Set task ▸ Find out how many lines of the material contain the string "color" and give only that figure.

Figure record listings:
━━━━━━━━━━━━━━━━

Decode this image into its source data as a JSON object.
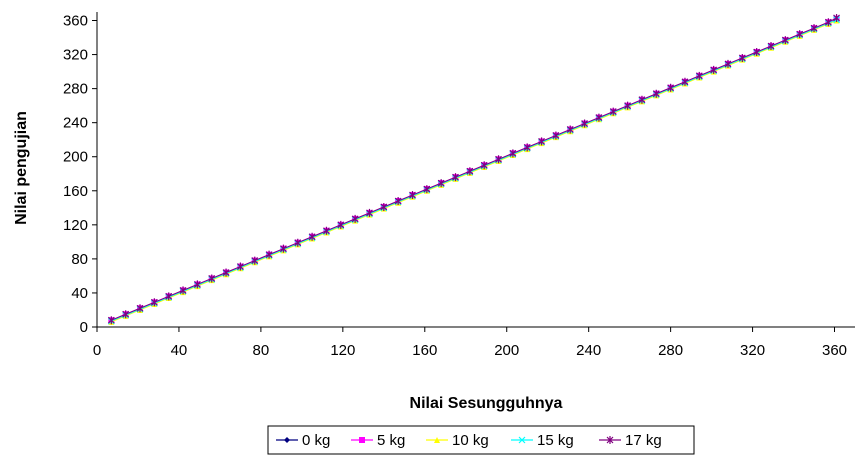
{
  "chart_data": {
    "type": "line",
    "title": "",
    "xlabel": "Nilai Sesungguhnya",
    "ylabel": "Nilai pengujian",
    "xlim": [
      0,
      370
    ],
    "ylim": [
      0,
      370
    ],
    "xticks": [
      0,
      40,
      80,
      120,
      160,
      200,
      240,
      280,
      320,
      360
    ],
    "yticks": [
      0,
      40,
      80,
      120,
      160,
      200,
      240,
      280,
      320,
      360
    ],
    "grid": false,
    "legend_position": "bottom",
    "x": [
      7,
      14,
      21,
      28,
      35,
      42,
      49,
      56,
      63,
      70,
      77,
      84,
      91,
      98,
      105,
      112,
      119,
      126,
      133,
      140,
      147,
      154,
      161,
      168,
      175,
      182,
      189,
      196,
      203,
      210,
      217,
      224,
      231,
      238,
      245,
      252,
      259,
      266,
      273,
      280,
      287,
      294,
      301,
      308,
      315,
      322,
      329,
      336,
      343,
      350,
      357,
      361
    ],
    "series": [
      {
        "name": "0 kg",
        "color": "#000080",
        "marker": "diamond",
        "values": [
          7,
          14,
          21,
          28,
          35,
          42,
          49,
          56,
          63,
          70,
          77,
          84,
          91,
          98,
          105,
          112,
          119,
          126,
          133,
          140,
          147,
          154,
          161,
          168,
          175,
          182,
          189,
          196,
          203,
          210,
          217,
          224,
          231,
          238,
          245,
          252,
          259,
          266,
          273,
          280,
          287,
          294,
          301,
          308,
          315,
          322,
          329,
          336,
          343,
          350,
          357,
          361
        ]
      },
      {
        "name": "5 kg",
        "color": "#ff00ff",
        "marker": "square",
        "values": [
          8,
          15,
          22,
          29,
          36,
          43,
          50,
          57,
          64,
          71,
          78,
          85,
          92,
          99,
          106,
          113,
          120,
          127,
          134,
          141,
          148,
          155,
          162,
          169,
          176,
          183,
          190,
          197,
          204,
          211,
          218,
          225,
          232,
          239,
          246,
          253,
          260,
          267,
          274,
          281,
          288,
          295,
          302,
          309,
          316,
          323,
          330,
          337,
          344,
          351,
          358,
          362
        ]
      },
      {
        "name": "10 kg",
        "color": "#ffff00",
        "marker": "triangle",
        "values": [
          6,
          13,
          20,
          27,
          34,
          41,
          48,
          55,
          62,
          69,
          76,
          83,
          90,
          97,
          104,
          111,
          118,
          125,
          132,
          139,
          146,
          153,
          160,
          167,
          174,
          181,
          188,
          195,
          202,
          209,
          216,
          223,
          230,
          237,
          244,
          251,
          258,
          265,
          272,
          279,
          286,
          293,
          300,
          307,
          314,
          321,
          328,
          335,
          342,
          349,
          356,
          360
        ]
      },
      {
        "name": "15 kg",
        "color": "#00ffff",
        "marker": "x",
        "values": [
          7,
          14,
          21,
          28,
          35,
          42,
          49,
          56,
          63,
          70,
          77,
          84,
          91,
          98,
          105,
          112,
          119,
          126,
          133,
          140,
          147,
          154,
          161,
          168,
          175,
          182,
          189,
          196,
          203,
          210,
          217,
          224,
          231,
          238,
          245,
          252,
          259,
          266,
          273,
          280,
          287,
          294,
          301,
          308,
          315,
          322,
          329,
          336,
          343,
          350,
          357,
          361
        ]
      },
      {
        "name": "17 kg",
        "color": "#800080",
        "marker": "star",
        "values": [
          8,
          15,
          22,
          29,
          36,
          43,
          50,
          57,
          64,
          71,
          78,
          85,
          92,
          99,
          106,
          113,
          120,
          127,
          134,
          141,
          148,
          155,
          162,
          169,
          176,
          183,
          190,
          197,
          204,
          211,
          218,
          225,
          232,
          239,
          246,
          253,
          260,
          267,
          274,
          281,
          288,
          295,
          302,
          309,
          316,
          323,
          330,
          337,
          344,
          351,
          358,
          363
        ]
      }
    ]
  }
}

━━━━━━━━━━━━━━━━

Result below ▸ 5